- [REQUIREMENTS]: Entries follow. Set all of them down as they stand.

━━━ DATA FOR PROCESSING

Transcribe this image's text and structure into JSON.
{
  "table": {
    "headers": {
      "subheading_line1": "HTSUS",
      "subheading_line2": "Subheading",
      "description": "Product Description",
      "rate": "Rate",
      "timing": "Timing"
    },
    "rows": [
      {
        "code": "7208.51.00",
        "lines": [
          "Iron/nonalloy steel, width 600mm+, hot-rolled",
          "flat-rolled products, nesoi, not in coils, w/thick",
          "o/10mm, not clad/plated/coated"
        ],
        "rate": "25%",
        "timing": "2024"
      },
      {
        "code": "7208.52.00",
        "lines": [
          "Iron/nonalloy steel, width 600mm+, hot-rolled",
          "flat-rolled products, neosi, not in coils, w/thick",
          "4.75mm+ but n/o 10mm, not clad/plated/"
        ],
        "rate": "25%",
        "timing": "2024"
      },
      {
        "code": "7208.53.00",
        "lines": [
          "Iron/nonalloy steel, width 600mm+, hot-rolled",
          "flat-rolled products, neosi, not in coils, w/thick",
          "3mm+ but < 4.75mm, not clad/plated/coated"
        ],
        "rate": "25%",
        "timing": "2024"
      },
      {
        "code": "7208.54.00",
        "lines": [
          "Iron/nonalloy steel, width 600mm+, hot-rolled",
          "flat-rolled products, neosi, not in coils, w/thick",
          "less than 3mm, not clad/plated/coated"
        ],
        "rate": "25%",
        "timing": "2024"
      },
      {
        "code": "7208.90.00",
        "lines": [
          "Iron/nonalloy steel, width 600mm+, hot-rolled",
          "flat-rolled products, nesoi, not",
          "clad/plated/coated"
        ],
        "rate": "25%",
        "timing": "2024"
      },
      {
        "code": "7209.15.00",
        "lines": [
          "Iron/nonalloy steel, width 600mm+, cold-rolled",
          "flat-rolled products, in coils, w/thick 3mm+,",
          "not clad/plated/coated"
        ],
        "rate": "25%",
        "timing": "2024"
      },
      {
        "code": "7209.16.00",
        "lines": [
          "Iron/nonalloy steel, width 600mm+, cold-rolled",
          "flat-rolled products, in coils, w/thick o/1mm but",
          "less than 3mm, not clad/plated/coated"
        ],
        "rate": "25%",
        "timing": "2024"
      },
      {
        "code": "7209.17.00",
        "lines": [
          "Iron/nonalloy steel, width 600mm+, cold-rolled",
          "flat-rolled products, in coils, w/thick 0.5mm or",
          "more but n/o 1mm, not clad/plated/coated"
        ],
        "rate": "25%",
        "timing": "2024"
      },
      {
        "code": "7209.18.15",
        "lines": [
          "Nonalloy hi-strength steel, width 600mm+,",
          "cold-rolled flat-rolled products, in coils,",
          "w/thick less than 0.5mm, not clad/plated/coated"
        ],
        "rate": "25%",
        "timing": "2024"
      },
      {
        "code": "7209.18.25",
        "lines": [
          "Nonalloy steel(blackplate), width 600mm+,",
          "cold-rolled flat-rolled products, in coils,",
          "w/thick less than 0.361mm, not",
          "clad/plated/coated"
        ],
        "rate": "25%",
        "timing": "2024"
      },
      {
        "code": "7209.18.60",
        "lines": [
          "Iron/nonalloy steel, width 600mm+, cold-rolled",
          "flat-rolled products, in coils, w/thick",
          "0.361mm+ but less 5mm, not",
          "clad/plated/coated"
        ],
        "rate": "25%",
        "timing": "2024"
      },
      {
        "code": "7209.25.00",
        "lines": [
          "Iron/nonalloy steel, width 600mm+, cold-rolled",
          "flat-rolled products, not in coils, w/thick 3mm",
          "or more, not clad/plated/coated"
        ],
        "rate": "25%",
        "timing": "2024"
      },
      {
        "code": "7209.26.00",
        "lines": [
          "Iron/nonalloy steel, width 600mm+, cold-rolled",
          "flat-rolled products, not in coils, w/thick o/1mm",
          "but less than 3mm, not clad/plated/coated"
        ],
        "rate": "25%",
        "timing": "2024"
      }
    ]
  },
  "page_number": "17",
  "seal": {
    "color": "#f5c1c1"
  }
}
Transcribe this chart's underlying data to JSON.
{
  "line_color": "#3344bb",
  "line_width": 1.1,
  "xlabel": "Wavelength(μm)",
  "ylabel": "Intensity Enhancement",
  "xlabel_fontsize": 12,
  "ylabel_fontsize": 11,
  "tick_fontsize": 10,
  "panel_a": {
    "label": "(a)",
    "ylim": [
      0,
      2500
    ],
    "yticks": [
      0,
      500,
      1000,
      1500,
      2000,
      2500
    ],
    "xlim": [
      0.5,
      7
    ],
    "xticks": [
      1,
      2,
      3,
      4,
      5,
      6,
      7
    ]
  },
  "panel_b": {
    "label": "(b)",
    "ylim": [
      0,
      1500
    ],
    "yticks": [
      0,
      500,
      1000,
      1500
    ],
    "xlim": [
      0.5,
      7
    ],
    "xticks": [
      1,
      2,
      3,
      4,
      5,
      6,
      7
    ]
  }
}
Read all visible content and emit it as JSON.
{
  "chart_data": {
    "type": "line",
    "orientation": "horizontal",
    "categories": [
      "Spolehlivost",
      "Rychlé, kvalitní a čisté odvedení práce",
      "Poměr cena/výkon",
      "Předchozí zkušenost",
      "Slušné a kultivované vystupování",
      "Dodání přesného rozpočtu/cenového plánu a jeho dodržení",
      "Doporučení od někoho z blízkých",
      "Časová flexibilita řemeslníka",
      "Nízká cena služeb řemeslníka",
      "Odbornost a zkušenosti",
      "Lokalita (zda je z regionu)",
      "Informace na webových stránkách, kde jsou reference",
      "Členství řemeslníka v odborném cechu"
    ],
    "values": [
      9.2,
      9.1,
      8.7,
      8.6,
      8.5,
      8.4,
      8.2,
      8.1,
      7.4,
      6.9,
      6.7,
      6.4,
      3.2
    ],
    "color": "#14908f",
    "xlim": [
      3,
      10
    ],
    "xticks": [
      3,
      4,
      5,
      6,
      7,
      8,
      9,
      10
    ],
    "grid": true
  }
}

━━━━━━

- [ANSWER FOR THIS EXERCISE]:
Transcribe this image's text and structure into JSON.
{
  "table": {
    "headers": {
      "subheading_line1": "HTSUS",
      "subheading_line2": "Subheading",
      "description": "Product Description",
      "rate": "Rate",
      "timing": "Timing"
    },
    "rows": [
      {
        "code": "7208.51.00",
        "lines": [
          "Iron/nonalloy steel, width 600mm+, hot-rolled",
          "flat-rolled products, nesoi, not in coils, w/thick",
          "o/10mm, not clad/plated/coated"
        ],
        "rate": "25%",
        "timing": "2024"
      },
      {
        "code": "7208.52.00",
        "lines": [
          "Iron/nonalloy steel, width 600mm+, hot-rolled",
          "flat-rolled products, neosi, not in coils, w/thick",
          "4.75mm+ but n/o 10mm, not clad/plated/"
        ],
        "rate": "25%",
        "timing": "2024"
      },
      {
        "code": "7208.53.00",
        "lines": [
          "Iron/nonalloy steel, width 600mm+, hot-rolled",
          "flat-rolled products, neosi, not in coils, w/thick",
          "3mm+ but < 4.75mm, not clad/plated/coated"
        ],
        "rate": "25%",
        "timing": "2024"
      },
      {
        "code": "7208.54.00",
        "lines": [
          "Iron/nonalloy steel, width 600mm+, hot-rolled",
          "flat-rolled products, neosi, not in coils, w/thick",
          "less than 3mm, not clad/plated/coated"
        ],
        "rate": "25%",
        "timing": "2024"
      },
      {
        "code": "7208.90.00",
        "lines": [
          "Iron/nonalloy steel, width 600mm+, hot-rolled",
          "flat-rolled products, nesoi, not",
          "clad/plated/coated"
        ],
        "rate": "25%",
        "timing": "2024"
      },
      {
        "code": "7209.15.00",
        "lines": [
          "Iron/nonalloy steel, width 600mm+, cold-rolled",
          "flat-rolled products, in coils, w/thick 3mm+,",
          "not clad/plated/coated"
        ],
        "rate": "25%",
        "timing": "2024"
      },
      {
        "code": "7209.16.00",
        "lines": [
          "Iron/nonalloy steel, width 600mm+, cold-rolled",
          "flat-rolled products, in coils, w/thick o/1mm but",
          "less than 3mm, not clad/plated/coated"
        ],
        "rate": "25%",
        "timing": "2024"
      },
      {
        "code": "7209.17.00",
        "lines": [
          "Iron/nonalloy steel, width 600mm+, cold-rolled",
          "flat-rolled products, in coils, w/thick 0.5mm or",
          "more but n/o 1mm, not clad/plated/coated"
        ],
        "rate": "25%",
        "timing": "2024"
      },
      {
        "code": "7209.18.15",
        "lines": [
          "Nonalloy hi-strength steel, width 600mm+,",
          "cold-rolled flat-rolled products, in coils,",
          "w/thick less than 0.5mm, not clad/plated/coated"
        ],
        "rate": "25%",
        "timing": "2024"
      },
      {
        "code": "7209.18.25",
        "lines": [
          "Nonalloy steel(blackplate), width 600mm+,",
          "cold-rolled flat-rolled products, in coils,",
          "w/thick less than 0.361mm, not",
          "clad/plated/coated"
        ],
        "rate": "25%",
        "timing": "2024"
      },
      {
        "code": "7209.18.60",
        "lines": [
          "Iron/nonalloy steel, width 600mm+, cold-rolled",
          "flat-rolled products, in coils, w/thick",
          "0.361mm+ but less 5mm, not",
          "clad/plated/coated"
        ],
        "rate": "25%",
        "timing": "2024"
      },
      {
        "code": "7209.25.00",
        "lines": [
          "Iron/nonalloy steel, width 600mm+, cold-rolled",
          "flat-rolled products, not in coils, w/thick 3mm",
          "or more, not clad/plated/coated"
        ],
        "rate": "25%",
        "timing": "2024"
      },
      {
        "code": "7209.26.00",
        "lines": [
          "Iron/nonalloy steel, width 600mm+, cold-rolled",
          "flat-rolled products, not in coils, w/thick o/1mm",
          "but less than 3mm, not clad/plated/coated"
        ],
        "rate": "25%",
        "timing": "2024"
      }
    ]
  },
  "page_number": "17",
  "seal": {
    "color": "#f5c1c1"
  }
}
Transcribe this chart's underlying data to JSON.
{
  "line_color": "#3344bb",
  "line_width": 1.1,
  "xlabel": "Wavelength(μm)",
  "ylabel": "Intensity Enhancement",
  "xlabel_fontsize": 12,
  "ylabel_fontsize": 11,
  "tick_fontsize": 10,
  "panel_a": {
    "label": "(a)",
    "ylim": [
      0,
      2500
    ],
    "yticks": [
      0,
      500,
      1000,
      1500,
      2000,
      2500
    ],
    "xlim": [
      0.5,
      7
    ],
    "xticks": [
      1,
      2,
      3,
      4,
      5,
      6,
      7
    ]
  },
  "panel_b": {
    "label": "(b)",
    "ylim": [
      0,
      1500
    ],
    "yticks": [
      0,
      500,
      1000,
      1500
    ],
    "xlim": [
      0.5,
      7
    ],
    "xticks": [
      1,
      2,
      3,
      4,
      5,
      6,
      7
    ]
  }
}
Read all visible content and emit it as JSON.
{
  "chart_data": {
    "type": "line",
    "orientation": "horizontal",
    "categories": [
      "Spolehlivost",
      "Rychlé, kvalitní a čisté odvedení práce",
      "Poměr cena/výkon",
      "Předchozí zkušenost",
      "Slušné a kultivované vystupování",
      "Dodání přesného rozpočtu/cenového plánu a jeho dodržení",
      "Doporučení od někoho z blízkých",
      "Časová flexibilita řemeslníka",
      "Nízká cena služeb řemeslníka",
      "Odbornost a zkušenosti",
      "Lokalita (zda je z regionu)",
      "Informace na webových stránkách, kde jsou reference",
      "Členství řemeslníka v odborném cechu"
    ],
    "values": [
      9.2,
      9.1,
      8.7,
      8.6,
      8.5,
      8.4,
      8.2,
      8.1,
      7.4,
      6.9,
      6.7,
      6.4,
      3.2
    ],
    "color": "#14908f",
    "xlim": [
      3,
      10
    ],
    "xticks": [
      3,
      4,
      5,
      6,
      7,
      8,
      9,
      10
    ],
    "grid": true
  }
}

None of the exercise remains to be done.